[start of EXTRACTED MATERIAL]

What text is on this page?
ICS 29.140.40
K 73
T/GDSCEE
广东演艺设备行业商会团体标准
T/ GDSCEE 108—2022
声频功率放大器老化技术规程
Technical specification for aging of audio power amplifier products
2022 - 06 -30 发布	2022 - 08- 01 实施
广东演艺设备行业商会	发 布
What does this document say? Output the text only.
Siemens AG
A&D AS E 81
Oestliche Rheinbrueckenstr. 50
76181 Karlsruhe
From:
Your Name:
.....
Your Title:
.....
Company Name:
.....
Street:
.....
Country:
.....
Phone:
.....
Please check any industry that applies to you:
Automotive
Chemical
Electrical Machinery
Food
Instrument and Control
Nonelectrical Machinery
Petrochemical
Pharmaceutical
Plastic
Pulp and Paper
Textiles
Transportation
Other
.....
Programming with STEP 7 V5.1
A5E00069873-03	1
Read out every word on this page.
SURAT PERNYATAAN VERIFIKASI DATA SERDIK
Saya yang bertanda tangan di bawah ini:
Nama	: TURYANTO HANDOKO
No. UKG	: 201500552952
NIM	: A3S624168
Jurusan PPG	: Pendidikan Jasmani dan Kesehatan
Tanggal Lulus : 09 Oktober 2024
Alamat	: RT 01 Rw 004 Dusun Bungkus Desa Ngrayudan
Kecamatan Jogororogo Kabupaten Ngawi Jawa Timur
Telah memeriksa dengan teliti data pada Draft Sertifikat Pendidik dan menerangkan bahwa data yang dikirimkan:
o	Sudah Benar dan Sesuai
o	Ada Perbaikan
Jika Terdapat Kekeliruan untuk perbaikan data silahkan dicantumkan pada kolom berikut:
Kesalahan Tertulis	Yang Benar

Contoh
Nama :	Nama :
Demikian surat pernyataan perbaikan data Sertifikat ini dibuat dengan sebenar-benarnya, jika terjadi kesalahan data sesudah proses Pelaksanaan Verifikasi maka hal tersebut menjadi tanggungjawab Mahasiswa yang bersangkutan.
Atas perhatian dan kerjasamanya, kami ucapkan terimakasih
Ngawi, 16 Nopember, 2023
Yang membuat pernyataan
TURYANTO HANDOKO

[end of EXTRACTED MATERIAL]

Generate an exact reproduction of all entries.

* **TASK RESULT**
What text is on this page?
ICS 29.140.40
K 73
T/GDSCEE
广东演艺设备行业商会团体标准
T/ GDSCEE 108—2022
声频功率放大器老化技术规程
Technical specification for aging of audio power amplifier products
2022 - 06 -30 发布	2022 - 08- 01 实施
广东演艺设备行业商会	发 布
What does this document say? Output the text only.
Siemens AG
A&D AS E 81
Oestliche Rheinbrueckenstr. 50
76181 Karlsruhe
From:
Your Name:
.....
Your Title:
.....
Company Name:
.....
Street:
.....
Country:
.....
Phone:
.....
Please check any industry that applies to you:
Automotive
Chemical
Electrical Machinery
Food
Instrument and Control
Nonelectrical Machinery
Petrochemical
Pharmaceutical
Plastic
Pulp and Paper
Textiles
Transportation
Other
.....
Programming with STEP 7 V5.1
A5E00069873-03	1
Read out every word on this page.
SURAT PERNYATAAN VERIFIKASI DATA SERDIK
Saya yang bertanda tangan di bawah ini:
Nama	: TURYANTO HANDOKO
No. UKG	: 201500552952
NIM	: A3S624168
Jurusan PPG	: Pendidikan Jasmani dan Kesehatan
Tanggal Lulus : 09 Oktober 2024
Alamat	: RT 01 Rw 004 Dusun Bungkus Desa Ngrayudan
Kecamatan Jogororogo Kabupaten Ngawi Jawa Timur
Telah memeriksa dengan teliti data pada Draft Sertifikat Pendidik dan menerangkan bahwa data yang dikirimkan:
o	Sudah Benar dan Sesuai
o	Ada Perbaikan
Jika Terdapat Kekeliruan untuk perbaikan data silahkan dicantumkan pada kolom berikut:
Kesalahan Tertulis	Yang Benar

Contoh
Nama :	Nama :
Demikian surat pernyataan perbaikan data Sertifikat ini dibuat dengan sebenar-benarnya, jika terjadi kesalahan data sesudah proses Pelaksanaan Verifikasi maka hal tersebut menjadi tanggungjawab Mahasiswa yang bersangkutan.
Atas perhatian dan kerjasamanya, kami ucapkan terimakasih
Ngawi, 16 Nopember, 2023
Yang membuat pernyataan
TURYANTO HANDOKO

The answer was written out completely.